--- TASK TO COMPLETE ---
Output every record below exactly as it appears.

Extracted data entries
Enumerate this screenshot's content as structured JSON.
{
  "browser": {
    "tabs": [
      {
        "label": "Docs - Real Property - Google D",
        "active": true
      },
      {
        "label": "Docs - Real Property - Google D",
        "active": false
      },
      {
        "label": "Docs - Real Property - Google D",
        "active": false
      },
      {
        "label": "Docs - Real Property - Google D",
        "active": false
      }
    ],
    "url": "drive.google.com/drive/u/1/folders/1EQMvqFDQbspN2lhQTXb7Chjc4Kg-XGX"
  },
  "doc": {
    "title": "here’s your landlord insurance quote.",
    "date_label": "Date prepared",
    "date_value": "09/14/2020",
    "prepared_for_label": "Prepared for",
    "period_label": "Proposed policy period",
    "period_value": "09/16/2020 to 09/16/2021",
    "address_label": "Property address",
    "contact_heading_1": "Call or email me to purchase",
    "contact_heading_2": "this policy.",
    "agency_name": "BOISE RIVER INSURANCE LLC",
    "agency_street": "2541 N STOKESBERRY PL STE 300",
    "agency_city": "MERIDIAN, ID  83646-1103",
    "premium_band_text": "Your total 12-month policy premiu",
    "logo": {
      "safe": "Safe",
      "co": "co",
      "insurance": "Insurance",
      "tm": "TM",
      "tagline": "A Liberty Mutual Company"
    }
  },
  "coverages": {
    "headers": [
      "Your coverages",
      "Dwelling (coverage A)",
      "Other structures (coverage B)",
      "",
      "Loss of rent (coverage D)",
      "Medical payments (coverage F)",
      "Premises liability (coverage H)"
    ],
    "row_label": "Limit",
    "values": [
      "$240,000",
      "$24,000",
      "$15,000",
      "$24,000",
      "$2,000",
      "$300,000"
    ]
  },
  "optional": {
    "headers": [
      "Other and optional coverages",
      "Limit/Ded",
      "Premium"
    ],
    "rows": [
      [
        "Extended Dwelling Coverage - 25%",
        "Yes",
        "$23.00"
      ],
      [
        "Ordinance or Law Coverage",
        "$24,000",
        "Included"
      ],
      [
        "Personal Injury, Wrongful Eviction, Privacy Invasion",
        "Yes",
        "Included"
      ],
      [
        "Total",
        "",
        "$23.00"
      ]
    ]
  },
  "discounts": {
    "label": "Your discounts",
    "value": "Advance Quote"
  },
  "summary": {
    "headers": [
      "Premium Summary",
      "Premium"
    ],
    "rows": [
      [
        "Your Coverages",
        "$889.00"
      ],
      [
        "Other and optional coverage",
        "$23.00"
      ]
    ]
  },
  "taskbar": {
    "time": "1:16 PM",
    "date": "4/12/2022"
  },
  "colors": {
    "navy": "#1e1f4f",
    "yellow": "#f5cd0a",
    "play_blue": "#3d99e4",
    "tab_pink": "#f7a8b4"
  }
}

--- RESULT ---
Enumerate this screenshot's content as structured JSON.
{
  "browser": {
    "tabs": [
      {
        "label": "Docs - Real Property - Google D",
        "active": true
      },
      {
        "label": "Docs - Real Property - Google D",
        "active": false
      },
      {
        "label": "Docs - Real Property - Google D",
        "active": false
      },
      {
        "label": "Docs - Real Property - Google D",
        "active": false
      }
    ],
    "url": "drive.google.com/drive/u/1/folders/1EQMvqFDQbspN2lhQTXb7Chjc4Kg-XGX"
  },
  "doc": {
    "title": "here’s your landlord insurance quote.",
    "date_label": "Date prepared",
    "date_value": "09/14/2020",
    "prepared_for_label": "Prepared for",
    "period_label": "Proposed policy period",
    "period_value": "09/16/2020 to 09/16/2021",
    "address_label": "Property address",
    "contact_heading_1": "Call or email me to purchase",
    "contact_heading_2": "this policy.",
    "agency_name": "BOISE RIVER INSURANCE LLC",
    "agency_street": "2541 N STOKESBERRY PL STE 300",
    "agency_city": "MERIDIAN, ID  83646-1103",
    "premium_band_text": "Your total 12-month policy premiu",
    "logo": {
      "safe": "Safe",
      "co": "co",
      "insurance": "Insurance",
      "tm": "TM",
      "tagline": "A Liberty Mutual Company"
    }
  },
  "coverages": {
    "headers": [
      "Your coverages",
      "Dwelling (coverage A)",
      "Other structures (coverage B)",
      "",
      "Loss of rent (coverage D)",
      "Medical payments (coverage F)",
      "Premises liability (coverage H)"
    ],
    "row_label": "Limit",
    "values": [
      "$240,000",
      "$24,000",
      "$15,000",
      "$24,000",
      "$2,000",
      "$300,000"
    ]
  },
  "optional": {
    "headers": [
      "Other and optional coverages",
      "Limit/Ded",
      "Premium"
    ],
    "rows": [
      [
        "Extended Dwelling Coverage - 25%",
        "Yes",
        "$23.00"
      ],
      [
        "Ordinance or Law Coverage",
        "$24,000",
        "Included"
      ],
      [
        "Personal Injury, Wrongful Eviction, Privacy Invasion",
        "Yes",
        "Included"
      ],
      [
        "Total",
        "",
        "$23.00"
      ]
    ]
  },
  "discounts": {
    "label": "Your discounts",
    "value": "Advance Quote"
  },
  "summary": {
    "headers": [
      "Premium Summary",
      "Premium"
    ],
    "rows": [
      [
        "Your Coverages",
        "$889.00"
      ],
      [
        "Other and optional coverage",
        "$23.00"
      ]
    ]
  },
  "taskbar": {
    "time": "1:16 PM",
    "date": "4/12/2022"
  },
  "colors": {
    "navy": "#1e1f4f",
    "yellow": "#f5cd0a",
    "play_blue": "#3d99e4",
    "tab_pink": "#f7a8b4"
  }
}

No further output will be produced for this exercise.